* begin Data records *

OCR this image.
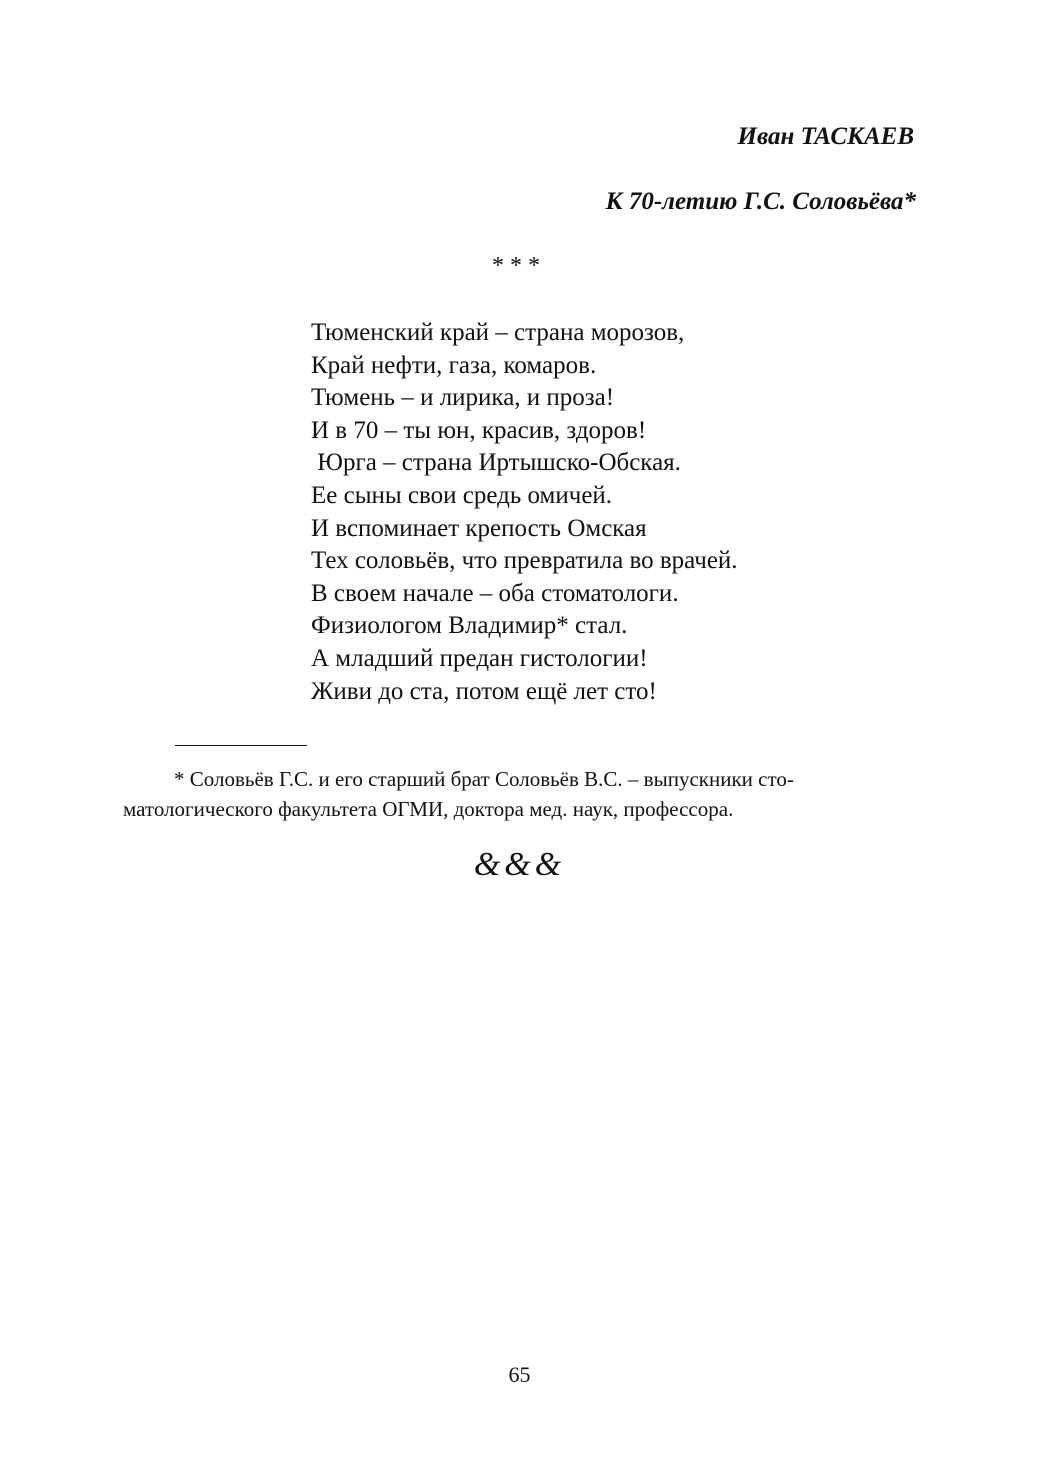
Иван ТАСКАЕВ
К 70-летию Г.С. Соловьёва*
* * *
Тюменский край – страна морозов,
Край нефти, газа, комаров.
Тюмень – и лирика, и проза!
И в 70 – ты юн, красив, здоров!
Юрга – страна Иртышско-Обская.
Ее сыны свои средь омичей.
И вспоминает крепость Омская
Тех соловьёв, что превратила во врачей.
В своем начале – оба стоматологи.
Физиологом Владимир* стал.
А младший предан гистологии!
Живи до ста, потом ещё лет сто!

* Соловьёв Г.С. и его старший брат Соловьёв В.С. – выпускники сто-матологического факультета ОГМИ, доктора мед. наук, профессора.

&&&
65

* end Data records *
* begin Data records *

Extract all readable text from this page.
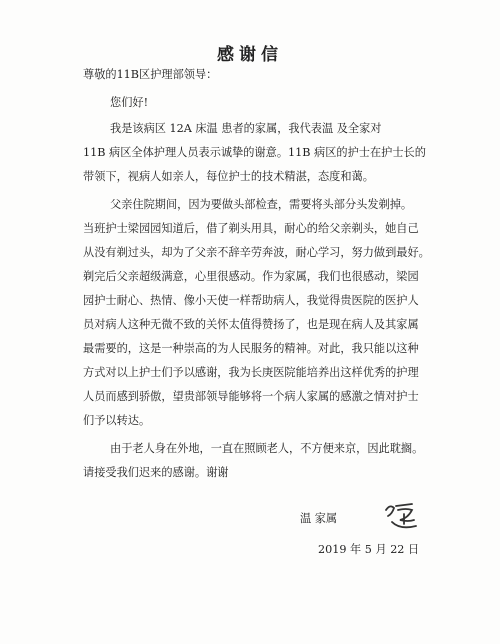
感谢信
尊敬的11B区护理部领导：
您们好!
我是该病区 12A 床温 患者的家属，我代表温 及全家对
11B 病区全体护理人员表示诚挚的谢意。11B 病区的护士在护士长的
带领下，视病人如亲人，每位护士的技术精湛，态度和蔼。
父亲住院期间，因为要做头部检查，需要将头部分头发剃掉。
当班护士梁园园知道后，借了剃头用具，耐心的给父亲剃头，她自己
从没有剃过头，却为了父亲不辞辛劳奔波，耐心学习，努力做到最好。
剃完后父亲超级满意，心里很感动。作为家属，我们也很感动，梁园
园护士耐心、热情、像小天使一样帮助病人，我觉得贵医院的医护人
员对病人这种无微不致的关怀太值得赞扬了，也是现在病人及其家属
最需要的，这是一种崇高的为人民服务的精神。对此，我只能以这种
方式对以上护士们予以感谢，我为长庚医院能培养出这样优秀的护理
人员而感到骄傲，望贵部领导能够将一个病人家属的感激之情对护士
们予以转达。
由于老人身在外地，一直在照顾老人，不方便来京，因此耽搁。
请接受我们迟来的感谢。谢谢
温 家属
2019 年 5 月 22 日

* end Data records *
* begin Data records *

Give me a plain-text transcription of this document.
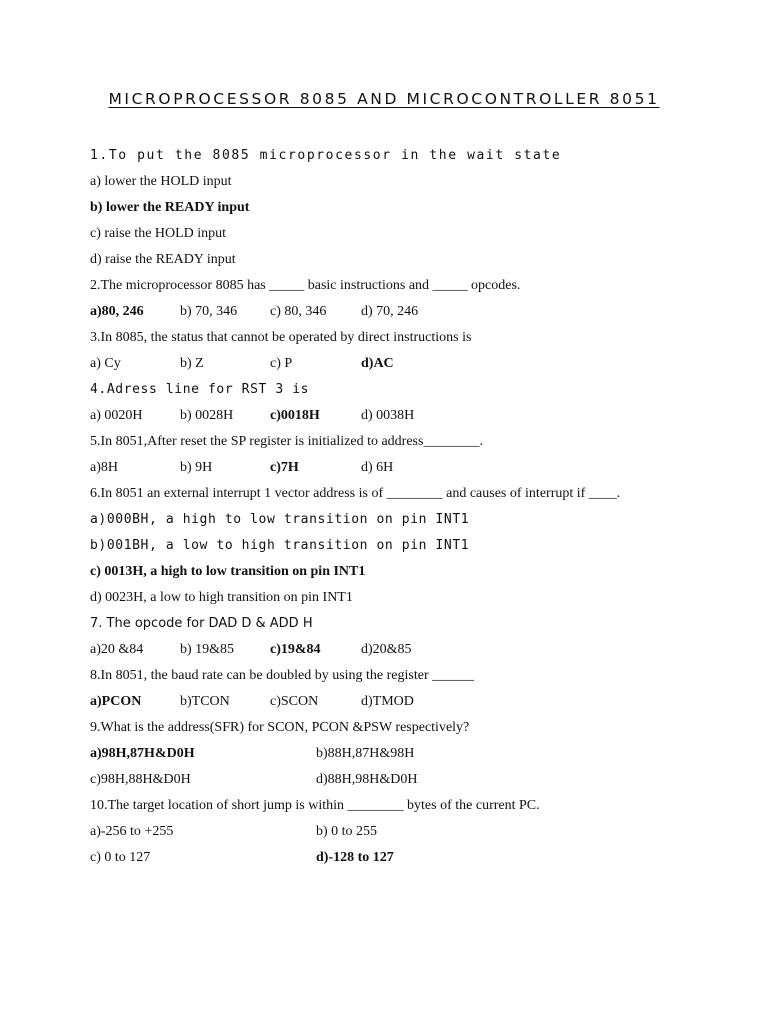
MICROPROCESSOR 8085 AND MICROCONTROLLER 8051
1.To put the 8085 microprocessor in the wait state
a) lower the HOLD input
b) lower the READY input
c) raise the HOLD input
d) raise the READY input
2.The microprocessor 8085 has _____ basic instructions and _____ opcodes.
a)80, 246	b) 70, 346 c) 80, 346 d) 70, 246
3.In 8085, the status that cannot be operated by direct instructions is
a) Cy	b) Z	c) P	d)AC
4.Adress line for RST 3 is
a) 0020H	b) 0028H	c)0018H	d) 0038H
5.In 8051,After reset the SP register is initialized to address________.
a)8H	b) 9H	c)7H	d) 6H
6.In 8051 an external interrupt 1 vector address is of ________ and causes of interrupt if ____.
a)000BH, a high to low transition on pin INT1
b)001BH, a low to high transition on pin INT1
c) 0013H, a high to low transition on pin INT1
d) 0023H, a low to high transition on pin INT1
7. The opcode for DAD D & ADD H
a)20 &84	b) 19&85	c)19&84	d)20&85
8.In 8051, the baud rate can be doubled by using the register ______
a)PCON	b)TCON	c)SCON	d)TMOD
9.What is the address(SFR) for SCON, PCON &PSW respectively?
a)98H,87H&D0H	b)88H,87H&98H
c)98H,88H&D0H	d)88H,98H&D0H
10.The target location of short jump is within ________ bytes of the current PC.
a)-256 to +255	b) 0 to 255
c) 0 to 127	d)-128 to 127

* end Data records *

Look above for lines with the word "raise" and copy them all.

Answer to this task –
c) raise the HOLD input
d) raise the READY input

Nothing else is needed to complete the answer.